**SET EXERCISE**
Gather all lines in the entries below that include the word "cordiaux".

**LISTED ENTRIES**

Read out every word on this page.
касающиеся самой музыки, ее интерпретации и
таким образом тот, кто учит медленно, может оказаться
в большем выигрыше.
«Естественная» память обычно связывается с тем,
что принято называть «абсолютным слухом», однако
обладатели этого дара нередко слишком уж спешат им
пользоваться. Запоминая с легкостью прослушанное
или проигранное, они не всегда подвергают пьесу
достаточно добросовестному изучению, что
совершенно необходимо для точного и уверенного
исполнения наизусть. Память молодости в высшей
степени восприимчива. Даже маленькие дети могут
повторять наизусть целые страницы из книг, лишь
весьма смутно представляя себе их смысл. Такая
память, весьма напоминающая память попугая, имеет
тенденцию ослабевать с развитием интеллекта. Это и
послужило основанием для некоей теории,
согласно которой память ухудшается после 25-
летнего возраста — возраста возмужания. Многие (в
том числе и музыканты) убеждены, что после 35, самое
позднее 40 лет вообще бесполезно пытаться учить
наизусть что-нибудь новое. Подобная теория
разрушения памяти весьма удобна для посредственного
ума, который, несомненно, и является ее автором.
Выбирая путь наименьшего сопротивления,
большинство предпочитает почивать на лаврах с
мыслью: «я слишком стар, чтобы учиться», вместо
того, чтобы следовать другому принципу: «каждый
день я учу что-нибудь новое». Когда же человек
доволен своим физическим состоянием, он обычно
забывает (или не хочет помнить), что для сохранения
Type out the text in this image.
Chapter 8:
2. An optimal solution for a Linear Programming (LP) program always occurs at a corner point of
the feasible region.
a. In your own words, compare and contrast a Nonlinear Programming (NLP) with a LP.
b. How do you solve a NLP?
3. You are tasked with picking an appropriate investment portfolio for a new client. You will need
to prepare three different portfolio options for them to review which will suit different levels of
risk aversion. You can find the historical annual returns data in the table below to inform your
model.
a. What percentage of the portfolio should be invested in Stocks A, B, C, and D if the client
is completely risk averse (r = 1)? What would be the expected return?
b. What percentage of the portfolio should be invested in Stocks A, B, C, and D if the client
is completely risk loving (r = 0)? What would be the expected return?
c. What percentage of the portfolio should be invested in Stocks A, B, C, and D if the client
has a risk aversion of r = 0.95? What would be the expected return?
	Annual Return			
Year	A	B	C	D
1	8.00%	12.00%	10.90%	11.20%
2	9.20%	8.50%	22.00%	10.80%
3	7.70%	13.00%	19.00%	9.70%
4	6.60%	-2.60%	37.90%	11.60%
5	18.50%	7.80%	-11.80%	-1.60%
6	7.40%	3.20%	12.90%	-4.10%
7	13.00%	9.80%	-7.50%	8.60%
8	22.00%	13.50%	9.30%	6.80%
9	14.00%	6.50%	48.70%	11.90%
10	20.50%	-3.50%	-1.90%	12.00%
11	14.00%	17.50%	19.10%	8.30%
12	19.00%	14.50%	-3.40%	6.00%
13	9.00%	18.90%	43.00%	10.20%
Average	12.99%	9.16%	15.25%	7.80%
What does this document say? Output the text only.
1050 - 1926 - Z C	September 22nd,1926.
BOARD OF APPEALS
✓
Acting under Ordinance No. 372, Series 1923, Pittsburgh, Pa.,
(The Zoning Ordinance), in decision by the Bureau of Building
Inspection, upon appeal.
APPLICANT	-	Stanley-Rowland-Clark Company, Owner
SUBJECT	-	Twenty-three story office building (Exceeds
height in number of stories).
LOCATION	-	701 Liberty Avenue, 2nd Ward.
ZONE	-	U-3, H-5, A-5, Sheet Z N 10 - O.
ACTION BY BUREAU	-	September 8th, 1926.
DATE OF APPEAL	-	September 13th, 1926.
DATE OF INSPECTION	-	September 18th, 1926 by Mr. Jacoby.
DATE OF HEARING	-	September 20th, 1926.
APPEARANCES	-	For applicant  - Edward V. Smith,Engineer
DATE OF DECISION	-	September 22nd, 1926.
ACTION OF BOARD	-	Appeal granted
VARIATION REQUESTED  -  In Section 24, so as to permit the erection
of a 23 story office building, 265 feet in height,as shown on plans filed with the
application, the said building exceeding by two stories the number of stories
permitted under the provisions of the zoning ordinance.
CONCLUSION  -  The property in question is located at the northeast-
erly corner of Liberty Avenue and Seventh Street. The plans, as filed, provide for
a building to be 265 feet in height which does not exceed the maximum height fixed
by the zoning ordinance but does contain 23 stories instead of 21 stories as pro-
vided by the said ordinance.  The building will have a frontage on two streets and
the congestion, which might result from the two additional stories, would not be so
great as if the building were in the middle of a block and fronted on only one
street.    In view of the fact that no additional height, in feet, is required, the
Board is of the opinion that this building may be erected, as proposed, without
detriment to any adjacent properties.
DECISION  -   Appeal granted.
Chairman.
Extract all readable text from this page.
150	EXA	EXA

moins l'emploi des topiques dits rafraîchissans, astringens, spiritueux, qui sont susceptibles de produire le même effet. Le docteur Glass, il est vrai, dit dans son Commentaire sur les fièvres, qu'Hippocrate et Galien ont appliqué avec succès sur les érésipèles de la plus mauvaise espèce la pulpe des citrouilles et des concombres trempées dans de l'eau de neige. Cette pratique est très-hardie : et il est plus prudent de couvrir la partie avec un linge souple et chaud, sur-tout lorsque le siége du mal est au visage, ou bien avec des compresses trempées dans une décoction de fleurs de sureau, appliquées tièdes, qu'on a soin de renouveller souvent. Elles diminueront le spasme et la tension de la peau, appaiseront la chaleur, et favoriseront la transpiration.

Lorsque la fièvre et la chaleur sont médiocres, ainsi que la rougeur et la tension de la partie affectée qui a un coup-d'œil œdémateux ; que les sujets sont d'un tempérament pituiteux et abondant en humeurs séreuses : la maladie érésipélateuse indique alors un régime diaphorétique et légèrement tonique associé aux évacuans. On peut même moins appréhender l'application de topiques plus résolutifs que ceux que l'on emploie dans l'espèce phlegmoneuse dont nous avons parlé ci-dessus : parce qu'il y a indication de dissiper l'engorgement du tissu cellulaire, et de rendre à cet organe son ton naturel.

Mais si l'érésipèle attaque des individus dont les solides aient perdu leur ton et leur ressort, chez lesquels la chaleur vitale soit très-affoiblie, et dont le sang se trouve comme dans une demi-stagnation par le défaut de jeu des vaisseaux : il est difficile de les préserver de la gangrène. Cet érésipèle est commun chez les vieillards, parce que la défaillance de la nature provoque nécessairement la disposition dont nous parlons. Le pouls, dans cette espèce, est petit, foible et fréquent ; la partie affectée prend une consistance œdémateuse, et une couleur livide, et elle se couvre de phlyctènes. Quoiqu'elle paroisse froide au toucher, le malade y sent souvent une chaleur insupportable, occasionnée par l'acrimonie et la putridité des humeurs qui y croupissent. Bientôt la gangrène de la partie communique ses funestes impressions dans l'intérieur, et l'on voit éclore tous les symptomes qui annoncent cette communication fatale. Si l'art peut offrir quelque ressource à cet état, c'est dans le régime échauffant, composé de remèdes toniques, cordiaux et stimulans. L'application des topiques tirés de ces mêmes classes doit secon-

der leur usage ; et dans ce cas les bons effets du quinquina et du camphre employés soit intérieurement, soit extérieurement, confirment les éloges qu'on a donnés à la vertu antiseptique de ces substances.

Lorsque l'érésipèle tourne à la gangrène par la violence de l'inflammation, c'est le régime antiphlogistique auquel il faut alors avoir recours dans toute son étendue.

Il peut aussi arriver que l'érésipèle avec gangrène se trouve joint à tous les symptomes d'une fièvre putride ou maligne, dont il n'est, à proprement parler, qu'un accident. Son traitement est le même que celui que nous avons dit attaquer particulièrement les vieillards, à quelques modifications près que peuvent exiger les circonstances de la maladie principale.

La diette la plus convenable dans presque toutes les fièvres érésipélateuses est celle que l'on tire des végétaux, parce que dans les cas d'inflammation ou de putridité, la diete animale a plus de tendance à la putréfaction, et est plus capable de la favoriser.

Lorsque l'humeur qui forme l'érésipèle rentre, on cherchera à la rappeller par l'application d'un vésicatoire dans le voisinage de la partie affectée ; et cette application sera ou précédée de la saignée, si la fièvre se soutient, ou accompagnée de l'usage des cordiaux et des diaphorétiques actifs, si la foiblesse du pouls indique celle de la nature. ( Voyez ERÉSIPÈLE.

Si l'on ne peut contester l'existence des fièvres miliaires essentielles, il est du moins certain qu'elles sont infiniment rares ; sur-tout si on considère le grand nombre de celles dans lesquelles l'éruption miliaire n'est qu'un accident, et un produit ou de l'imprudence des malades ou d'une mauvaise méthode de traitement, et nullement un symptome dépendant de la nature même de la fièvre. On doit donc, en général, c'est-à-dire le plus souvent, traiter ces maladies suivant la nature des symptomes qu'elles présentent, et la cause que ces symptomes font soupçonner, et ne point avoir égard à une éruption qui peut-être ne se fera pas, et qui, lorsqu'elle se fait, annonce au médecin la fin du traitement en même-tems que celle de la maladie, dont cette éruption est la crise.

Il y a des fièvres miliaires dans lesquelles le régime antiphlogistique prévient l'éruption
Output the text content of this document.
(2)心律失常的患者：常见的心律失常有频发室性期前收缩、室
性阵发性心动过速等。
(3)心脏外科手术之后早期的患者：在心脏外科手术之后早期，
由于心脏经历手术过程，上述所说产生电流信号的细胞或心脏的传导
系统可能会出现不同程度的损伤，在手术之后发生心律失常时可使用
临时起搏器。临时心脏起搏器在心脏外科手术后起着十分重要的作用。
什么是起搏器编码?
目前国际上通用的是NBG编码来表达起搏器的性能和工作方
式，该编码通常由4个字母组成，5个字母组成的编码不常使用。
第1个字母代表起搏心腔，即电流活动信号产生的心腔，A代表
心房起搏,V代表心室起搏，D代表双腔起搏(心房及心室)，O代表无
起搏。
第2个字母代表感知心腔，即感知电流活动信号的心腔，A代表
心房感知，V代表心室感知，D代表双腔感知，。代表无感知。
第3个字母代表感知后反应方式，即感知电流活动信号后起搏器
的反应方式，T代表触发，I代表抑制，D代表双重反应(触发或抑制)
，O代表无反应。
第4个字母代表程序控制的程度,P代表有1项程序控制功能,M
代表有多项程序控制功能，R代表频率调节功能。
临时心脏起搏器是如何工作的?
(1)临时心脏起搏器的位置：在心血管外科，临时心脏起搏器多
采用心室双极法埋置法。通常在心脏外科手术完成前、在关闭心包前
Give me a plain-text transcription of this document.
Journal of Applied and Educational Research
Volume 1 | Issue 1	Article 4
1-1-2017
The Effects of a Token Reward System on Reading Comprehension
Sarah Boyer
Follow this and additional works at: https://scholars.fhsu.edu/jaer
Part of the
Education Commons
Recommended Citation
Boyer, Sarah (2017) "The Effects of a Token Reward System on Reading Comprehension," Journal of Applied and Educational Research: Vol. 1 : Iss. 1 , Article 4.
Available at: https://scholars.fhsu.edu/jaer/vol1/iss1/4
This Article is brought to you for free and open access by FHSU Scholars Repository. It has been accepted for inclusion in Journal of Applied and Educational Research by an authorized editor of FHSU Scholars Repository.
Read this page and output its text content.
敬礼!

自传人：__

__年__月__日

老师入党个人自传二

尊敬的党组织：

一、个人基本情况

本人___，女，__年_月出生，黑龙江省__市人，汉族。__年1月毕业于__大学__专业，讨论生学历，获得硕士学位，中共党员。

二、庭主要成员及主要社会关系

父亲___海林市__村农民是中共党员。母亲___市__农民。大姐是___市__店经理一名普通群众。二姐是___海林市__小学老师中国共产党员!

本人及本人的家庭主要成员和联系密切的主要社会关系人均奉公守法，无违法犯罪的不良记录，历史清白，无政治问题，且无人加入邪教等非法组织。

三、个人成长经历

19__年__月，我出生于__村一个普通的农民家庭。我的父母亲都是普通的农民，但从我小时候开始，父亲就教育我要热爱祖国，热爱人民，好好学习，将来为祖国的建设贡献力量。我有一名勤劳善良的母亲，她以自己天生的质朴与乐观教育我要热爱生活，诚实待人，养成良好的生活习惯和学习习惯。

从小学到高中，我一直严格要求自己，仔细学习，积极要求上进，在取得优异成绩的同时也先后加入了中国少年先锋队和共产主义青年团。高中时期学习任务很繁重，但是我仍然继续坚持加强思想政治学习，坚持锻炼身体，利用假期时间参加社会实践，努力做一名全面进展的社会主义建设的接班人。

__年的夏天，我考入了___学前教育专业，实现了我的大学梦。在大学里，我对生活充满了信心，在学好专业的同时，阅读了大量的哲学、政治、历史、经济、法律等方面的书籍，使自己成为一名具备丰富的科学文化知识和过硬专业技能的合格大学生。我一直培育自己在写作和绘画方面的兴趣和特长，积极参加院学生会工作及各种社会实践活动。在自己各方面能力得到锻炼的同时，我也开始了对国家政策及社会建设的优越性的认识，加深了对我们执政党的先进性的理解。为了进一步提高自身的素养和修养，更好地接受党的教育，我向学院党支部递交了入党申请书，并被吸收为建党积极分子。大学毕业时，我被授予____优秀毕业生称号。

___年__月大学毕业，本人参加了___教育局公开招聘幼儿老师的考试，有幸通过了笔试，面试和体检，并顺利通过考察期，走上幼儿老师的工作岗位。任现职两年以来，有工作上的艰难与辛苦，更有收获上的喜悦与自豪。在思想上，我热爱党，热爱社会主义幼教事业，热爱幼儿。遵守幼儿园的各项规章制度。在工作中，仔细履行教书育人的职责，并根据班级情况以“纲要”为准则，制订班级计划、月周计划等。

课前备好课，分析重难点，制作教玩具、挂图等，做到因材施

**OUTPUT BELOW**
Mais si l'érésipèle attaque des individus dont les solides aient perdu leur ton et leur ressort, chez lesquels la chaleur vitale soit très-affoiblie, et dont le sang se trouve comme dans une demi-stagnation par le défaut de jeu des vaisseaux : il est difficile de les préserver de la gangrène. Cet érésipèle est commun chez les vieillards, parce que la défaillance de la nature provoque nécessairement la disposition dont nous parlons. Le pouls, dans cette espèce, est petit, foible et fréquent ; la partie affectée prend une consistance œdémateuse, et une couleur livide, et elle se couvre de phlyctènes. Quoiqu'elle paroisse froide au toucher, le malade y sent souvent une chaleur insupportable, occasionnée par l'acrimonie et la putridité des humeurs qui y croupissent. Bientôt la gangrène de la partie communique ses funestes impressions dans l'intérieur, et l'on voit éclore tous les symptomes qui annoncent cette communication fatale. Si l'art peut offrir quelque ressource à cet état, c'est dans le régime échauffant, composé de remèdes toniques, cordiaux et stimulans. L'application des topiques tirés de ces mêmes classes doit secon-
Lorsque l'humeur qui forme l'érésipèle rentre, on cherchera à la rappeller par l'application d'un vésicatoire dans le voisinage de la partie affectée ; et cette application sera ou précédée de la saignée, si la fièvre se soutient, ou accompagnée de l'usage des cordiaux et des diaphorétiques actifs, si la foiblesse du pouls indique celle de la nature. ( Voyez ERÉSIPÈLE.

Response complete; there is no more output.